Task objective » Retype everything in the listing, leaving each line exactly as it is.

Task data »
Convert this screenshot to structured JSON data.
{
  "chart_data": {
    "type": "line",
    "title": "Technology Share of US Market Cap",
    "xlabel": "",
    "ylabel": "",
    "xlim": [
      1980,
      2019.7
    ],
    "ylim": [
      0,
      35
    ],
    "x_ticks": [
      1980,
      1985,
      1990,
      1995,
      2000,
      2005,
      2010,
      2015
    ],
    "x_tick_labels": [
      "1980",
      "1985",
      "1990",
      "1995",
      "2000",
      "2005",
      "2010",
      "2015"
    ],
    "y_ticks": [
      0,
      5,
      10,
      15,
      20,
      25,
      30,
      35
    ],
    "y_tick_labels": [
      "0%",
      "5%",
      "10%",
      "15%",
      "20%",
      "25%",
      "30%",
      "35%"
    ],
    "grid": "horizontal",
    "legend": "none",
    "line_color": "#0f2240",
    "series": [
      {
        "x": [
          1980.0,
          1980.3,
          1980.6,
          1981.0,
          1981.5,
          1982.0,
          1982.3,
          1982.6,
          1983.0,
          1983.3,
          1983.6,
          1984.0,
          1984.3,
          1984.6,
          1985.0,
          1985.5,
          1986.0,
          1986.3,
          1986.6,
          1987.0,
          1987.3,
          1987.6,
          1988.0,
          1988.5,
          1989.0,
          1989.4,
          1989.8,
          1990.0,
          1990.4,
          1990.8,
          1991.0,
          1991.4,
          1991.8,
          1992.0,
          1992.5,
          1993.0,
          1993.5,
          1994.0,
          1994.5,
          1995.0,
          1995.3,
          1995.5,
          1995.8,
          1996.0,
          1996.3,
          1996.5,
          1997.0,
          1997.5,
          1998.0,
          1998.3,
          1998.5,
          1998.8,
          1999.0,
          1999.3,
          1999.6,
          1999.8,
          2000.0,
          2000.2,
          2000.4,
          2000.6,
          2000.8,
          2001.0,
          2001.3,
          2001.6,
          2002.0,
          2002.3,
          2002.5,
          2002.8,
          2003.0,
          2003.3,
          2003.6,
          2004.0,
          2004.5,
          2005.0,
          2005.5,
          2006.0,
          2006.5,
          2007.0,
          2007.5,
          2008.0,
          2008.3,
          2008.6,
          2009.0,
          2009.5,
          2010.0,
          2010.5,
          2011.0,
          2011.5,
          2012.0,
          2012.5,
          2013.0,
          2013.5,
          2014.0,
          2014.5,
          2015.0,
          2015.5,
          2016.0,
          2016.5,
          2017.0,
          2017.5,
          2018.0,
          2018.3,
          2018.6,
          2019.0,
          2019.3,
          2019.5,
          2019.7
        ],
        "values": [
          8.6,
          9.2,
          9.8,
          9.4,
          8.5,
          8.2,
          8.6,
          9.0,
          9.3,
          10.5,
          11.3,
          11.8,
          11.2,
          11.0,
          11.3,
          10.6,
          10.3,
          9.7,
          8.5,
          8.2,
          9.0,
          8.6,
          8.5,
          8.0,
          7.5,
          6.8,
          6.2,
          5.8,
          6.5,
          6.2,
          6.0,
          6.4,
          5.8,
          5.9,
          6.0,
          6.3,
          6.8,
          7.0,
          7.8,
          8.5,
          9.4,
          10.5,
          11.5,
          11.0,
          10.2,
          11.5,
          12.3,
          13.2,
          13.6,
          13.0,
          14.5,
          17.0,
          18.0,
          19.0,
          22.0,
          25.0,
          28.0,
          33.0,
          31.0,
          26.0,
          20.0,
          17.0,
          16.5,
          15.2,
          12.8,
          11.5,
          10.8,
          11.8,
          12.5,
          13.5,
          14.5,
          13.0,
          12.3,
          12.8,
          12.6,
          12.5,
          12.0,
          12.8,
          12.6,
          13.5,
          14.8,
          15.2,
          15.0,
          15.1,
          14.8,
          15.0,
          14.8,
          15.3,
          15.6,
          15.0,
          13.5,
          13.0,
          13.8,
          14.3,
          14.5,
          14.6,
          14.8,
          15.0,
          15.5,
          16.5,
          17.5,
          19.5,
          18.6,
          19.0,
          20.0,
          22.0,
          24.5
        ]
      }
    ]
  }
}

Correct output »
Convert this screenshot to structured JSON data.
{
  "chart_data": {
    "type": "line",
    "title": "Technology Share of US Market Cap",
    "xlabel": "",
    "ylabel": "",
    "xlim": [
      1980,
      2019.7
    ],
    "ylim": [
      0,
      35
    ],
    "x_ticks": [
      1980,
      1985,
      1990,
      1995,
      2000,
      2005,
      2010,
      2015
    ],
    "x_tick_labels": [
      "1980",
      "1985",
      "1990",
      "1995",
      "2000",
      "2005",
      "2010",
      "2015"
    ],
    "y_ticks": [
      0,
      5,
      10,
      15,
      20,
      25,
      30,
      35
    ],
    "y_tick_labels": [
      "0%",
      "5%",
      "10%",
      "15%",
      "20%",
      "25%",
      "30%",
      "35%"
    ],
    "grid": "horizontal",
    "legend": "none",
    "line_color": "#0f2240",
    "series": [
      {
        "x": [
          1980.0,
          1980.3,
          1980.6,
          1981.0,
          1981.5,
          1982.0,
          1982.3,
          1982.6,
          1983.0,
          1983.3,
          1983.6,
          1984.0,
          1984.3,
          1984.6,
          1985.0,
          1985.5,
          1986.0,
          1986.3,
          1986.6,
          1987.0,
          1987.3,
          1987.6,
          1988.0,
          1988.5,
          1989.0,
          1989.4,
          1989.8,
          1990.0,
          1990.4,
          1990.8,
          1991.0,
          1991.4,
          1991.8,
          1992.0,
          1992.5,
          1993.0,
          1993.5,
          1994.0,
          1994.5,
          1995.0,
          1995.3,
          1995.5,
          1995.8,
          1996.0,
          1996.3,
          1996.5,
          1997.0,
          1997.5,
          1998.0,
          1998.3,
          1998.5,
          1998.8,
          1999.0,
          1999.3,
          1999.6,
          1999.8,
          2000.0,
          2000.2,
          2000.4,
          2000.6,
          2000.8,
          2001.0,
          2001.3,
          2001.6,
          2002.0,
          2002.3,
          2002.5,
          2002.8,
          2003.0,
          2003.3,
          2003.6,
          2004.0,
          2004.5,
          2005.0,
          2005.5,
          2006.0,
          2006.5,
          2007.0,
          2007.5,
          2008.0,
          2008.3,
          2008.6,
          2009.0,
          2009.5,
          2010.0,
          2010.5,
          2011.0,
          2011.5,
          2012.0,
          2012.5,
          2013.0,
          2013.5,
          2014.0,
          2014.5,
          2015.0,
          2015.5,
          2016.0,
          2016.5,
          2017.0,
          2017.5,
          2018.0,
          2018.3,
          2018.6,
          2019.0,
          2019.3,
          2019.5,
          2019.7
        ],
        "values": [
          8.6,
          9.2,
          9.8,
          9.4,
          8.5,
          8.2,
          8.6,
          9.0,
          9.3,
          10.5,
          11.3,
          11.8,
          11.2,
          11.0,
          11.3,
          10.6,
          10.3,
          9.7,
          8.5,
          8.2,
          9.0,
          8.6,
          8.5,
          8.0,
          7.5,
          6.8,
          6.2,
          5.8,
          6.5,
          6.2,
          6.0,
          6.4,
          5.8,
          5.9,
          6.0,
          6.3,
          6.8,
          7.0,
          7.8,
          8.5,
          9.4,
          10.5,
          11.5,
          11.0,
          10.2,
          11.5,
          12.3,
          13.2,
          13.6,
          13.0,
          14.5,
          17.0,
          18.0,
          19.0,
          22.0,
          25.0,
          28.0,
          33.0,
          31.0,
          26.0,
          20.0,
          17.0,
          16.5,
          15.2,
          12.8,
          11.5,
          10.8,
          11.8,
          12.5,
          13.5,
          14.5,
          13.0,
          12.3,
          12.8,
          12.6,
          12.5,
          12.0,
          12.8,
          12.6,
          13.5,
          14.8,
          15.2,
          15.0,
          15.1,
          14.8,
          15.0,
          14.8,
          15.3,
          15.6,
          15.0,
          13.5,
          13.0,
          13.8,
          14.3,
          14.5,
          14.6,
          14.8,
          15.0,
          15.5,
          16.5,
          17.5,
          19.5,
          18.6,
          19.0,
          20.0,
          22.0,
          24.5
        ]
      }
    ]
  }
}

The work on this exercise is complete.